● **Written request**
Extract each line where the string "this" shows up.
---
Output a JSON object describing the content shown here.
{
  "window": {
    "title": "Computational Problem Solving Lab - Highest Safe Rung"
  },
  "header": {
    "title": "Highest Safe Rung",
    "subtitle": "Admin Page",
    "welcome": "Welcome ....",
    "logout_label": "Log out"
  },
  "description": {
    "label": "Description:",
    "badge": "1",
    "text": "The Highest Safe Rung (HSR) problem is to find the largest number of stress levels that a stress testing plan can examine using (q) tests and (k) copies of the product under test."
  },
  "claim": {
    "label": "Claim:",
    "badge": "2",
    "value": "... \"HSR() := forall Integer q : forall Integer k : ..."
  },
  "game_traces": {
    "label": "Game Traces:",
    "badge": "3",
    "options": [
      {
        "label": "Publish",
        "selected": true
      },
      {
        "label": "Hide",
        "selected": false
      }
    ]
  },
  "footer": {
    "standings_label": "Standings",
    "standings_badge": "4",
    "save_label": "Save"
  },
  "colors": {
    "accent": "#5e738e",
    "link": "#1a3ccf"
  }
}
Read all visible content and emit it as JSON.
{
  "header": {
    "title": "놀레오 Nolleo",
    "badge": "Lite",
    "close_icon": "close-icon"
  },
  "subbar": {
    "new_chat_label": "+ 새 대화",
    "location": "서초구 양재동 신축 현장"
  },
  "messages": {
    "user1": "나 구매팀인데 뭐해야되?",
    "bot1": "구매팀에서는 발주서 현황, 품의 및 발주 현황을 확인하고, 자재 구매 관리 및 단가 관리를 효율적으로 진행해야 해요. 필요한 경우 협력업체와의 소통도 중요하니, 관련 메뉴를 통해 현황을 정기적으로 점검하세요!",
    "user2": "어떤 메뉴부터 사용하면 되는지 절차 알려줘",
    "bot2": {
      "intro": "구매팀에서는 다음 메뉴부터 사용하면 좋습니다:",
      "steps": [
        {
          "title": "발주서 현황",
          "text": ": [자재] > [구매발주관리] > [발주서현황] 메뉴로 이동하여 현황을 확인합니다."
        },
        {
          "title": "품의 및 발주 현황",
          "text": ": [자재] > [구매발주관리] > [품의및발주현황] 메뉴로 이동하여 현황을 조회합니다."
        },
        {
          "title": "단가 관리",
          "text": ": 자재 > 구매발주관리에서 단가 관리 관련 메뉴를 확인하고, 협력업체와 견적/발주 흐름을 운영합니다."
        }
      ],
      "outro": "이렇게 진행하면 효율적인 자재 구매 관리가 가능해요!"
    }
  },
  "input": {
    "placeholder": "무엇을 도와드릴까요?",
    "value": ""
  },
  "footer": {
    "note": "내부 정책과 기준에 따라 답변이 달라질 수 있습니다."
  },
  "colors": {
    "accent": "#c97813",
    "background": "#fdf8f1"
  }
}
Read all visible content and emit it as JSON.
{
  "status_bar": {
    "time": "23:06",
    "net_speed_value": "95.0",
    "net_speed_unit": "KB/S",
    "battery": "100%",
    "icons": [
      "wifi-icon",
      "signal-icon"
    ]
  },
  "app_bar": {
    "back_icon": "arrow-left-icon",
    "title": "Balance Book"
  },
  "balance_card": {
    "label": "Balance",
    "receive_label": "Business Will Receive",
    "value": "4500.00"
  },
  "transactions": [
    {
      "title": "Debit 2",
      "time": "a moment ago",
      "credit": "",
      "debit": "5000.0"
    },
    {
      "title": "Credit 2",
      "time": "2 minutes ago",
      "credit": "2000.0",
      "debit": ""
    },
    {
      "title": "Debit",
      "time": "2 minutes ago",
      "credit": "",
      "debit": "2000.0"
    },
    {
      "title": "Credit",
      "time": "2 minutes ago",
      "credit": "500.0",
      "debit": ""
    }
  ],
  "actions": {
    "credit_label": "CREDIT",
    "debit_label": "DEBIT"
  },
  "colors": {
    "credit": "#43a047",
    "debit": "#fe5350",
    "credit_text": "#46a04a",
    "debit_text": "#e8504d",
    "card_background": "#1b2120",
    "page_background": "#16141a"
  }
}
---
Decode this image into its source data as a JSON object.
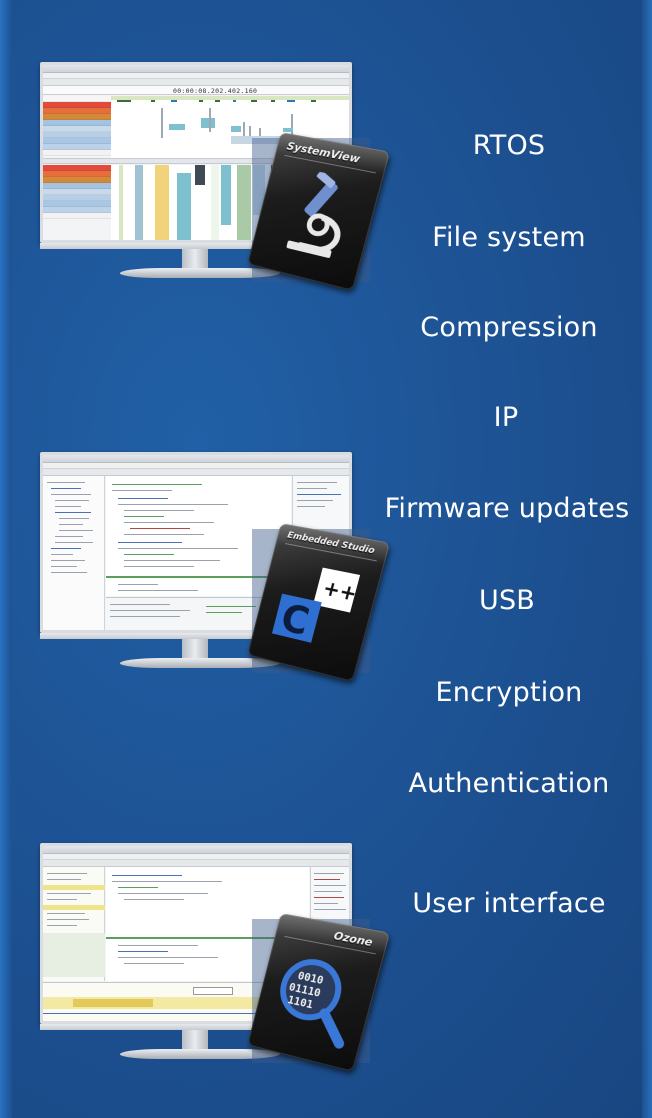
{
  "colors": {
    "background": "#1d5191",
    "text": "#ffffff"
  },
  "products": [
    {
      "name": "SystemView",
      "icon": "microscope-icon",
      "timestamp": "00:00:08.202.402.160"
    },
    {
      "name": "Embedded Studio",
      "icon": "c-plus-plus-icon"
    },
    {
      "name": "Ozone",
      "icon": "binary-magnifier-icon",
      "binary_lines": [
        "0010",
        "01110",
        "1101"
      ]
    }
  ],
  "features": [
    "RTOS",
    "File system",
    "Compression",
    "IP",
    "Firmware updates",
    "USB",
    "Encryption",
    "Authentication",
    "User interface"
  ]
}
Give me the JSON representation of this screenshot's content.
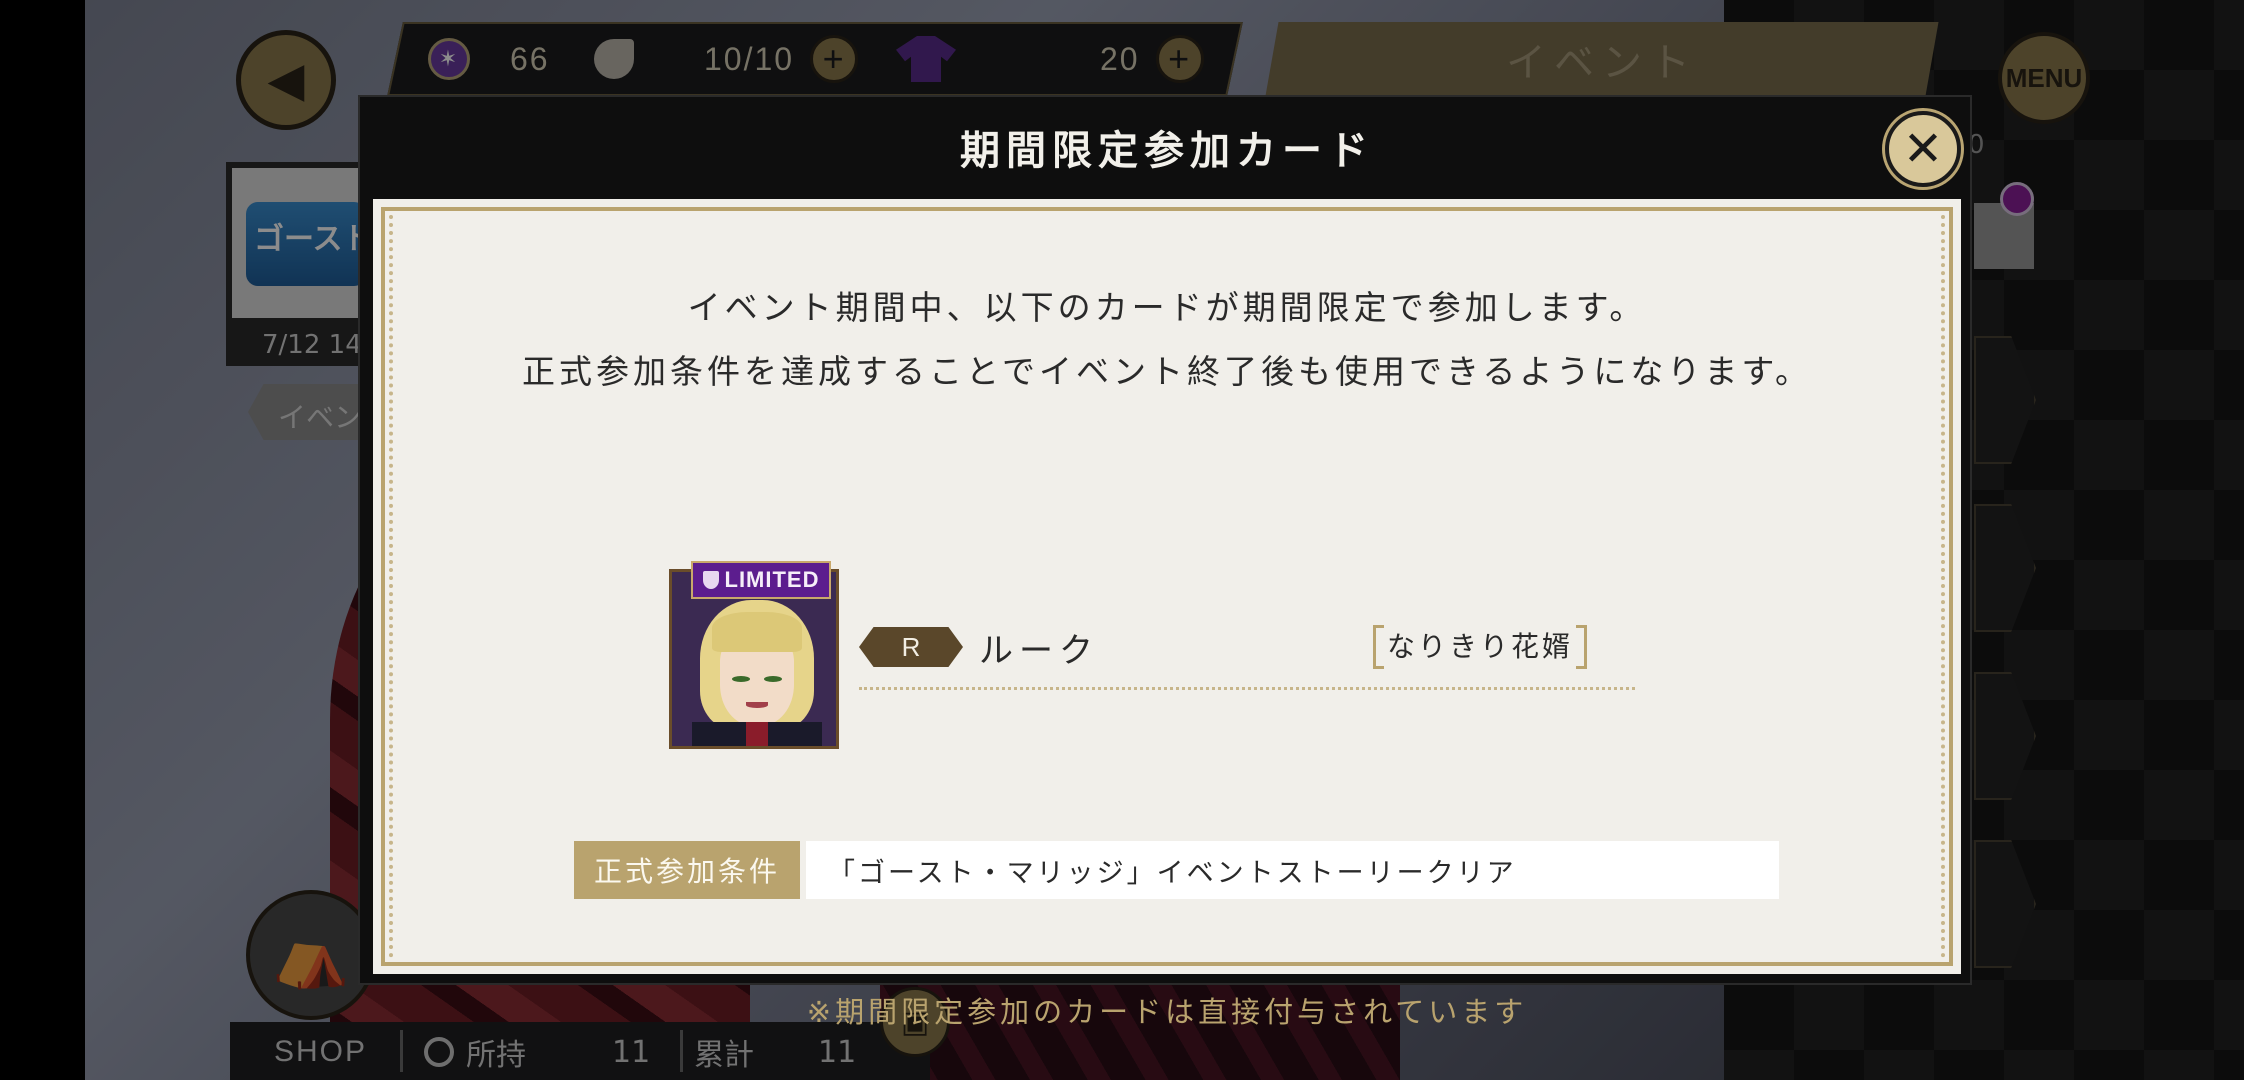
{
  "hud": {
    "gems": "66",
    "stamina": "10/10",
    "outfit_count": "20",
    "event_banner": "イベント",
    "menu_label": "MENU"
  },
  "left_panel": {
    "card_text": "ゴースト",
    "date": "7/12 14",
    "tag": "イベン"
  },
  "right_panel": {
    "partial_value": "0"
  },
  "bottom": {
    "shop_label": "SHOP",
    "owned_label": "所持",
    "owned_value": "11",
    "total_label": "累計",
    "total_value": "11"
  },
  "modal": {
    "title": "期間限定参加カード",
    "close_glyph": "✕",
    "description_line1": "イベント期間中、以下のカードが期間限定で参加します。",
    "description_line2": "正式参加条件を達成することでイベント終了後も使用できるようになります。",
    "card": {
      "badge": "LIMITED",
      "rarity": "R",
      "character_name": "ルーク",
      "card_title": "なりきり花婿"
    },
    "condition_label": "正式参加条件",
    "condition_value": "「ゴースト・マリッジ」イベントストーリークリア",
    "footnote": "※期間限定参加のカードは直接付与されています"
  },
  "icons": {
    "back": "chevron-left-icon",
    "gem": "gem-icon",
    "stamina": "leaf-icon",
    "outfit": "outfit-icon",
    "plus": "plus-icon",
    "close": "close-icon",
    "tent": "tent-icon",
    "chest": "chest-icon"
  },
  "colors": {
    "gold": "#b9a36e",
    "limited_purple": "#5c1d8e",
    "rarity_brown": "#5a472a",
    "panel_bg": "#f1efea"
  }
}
---
● **The completed task**
Decode this image into its source data as a JSON object.
Give me the JSON representation of this screenshot's content.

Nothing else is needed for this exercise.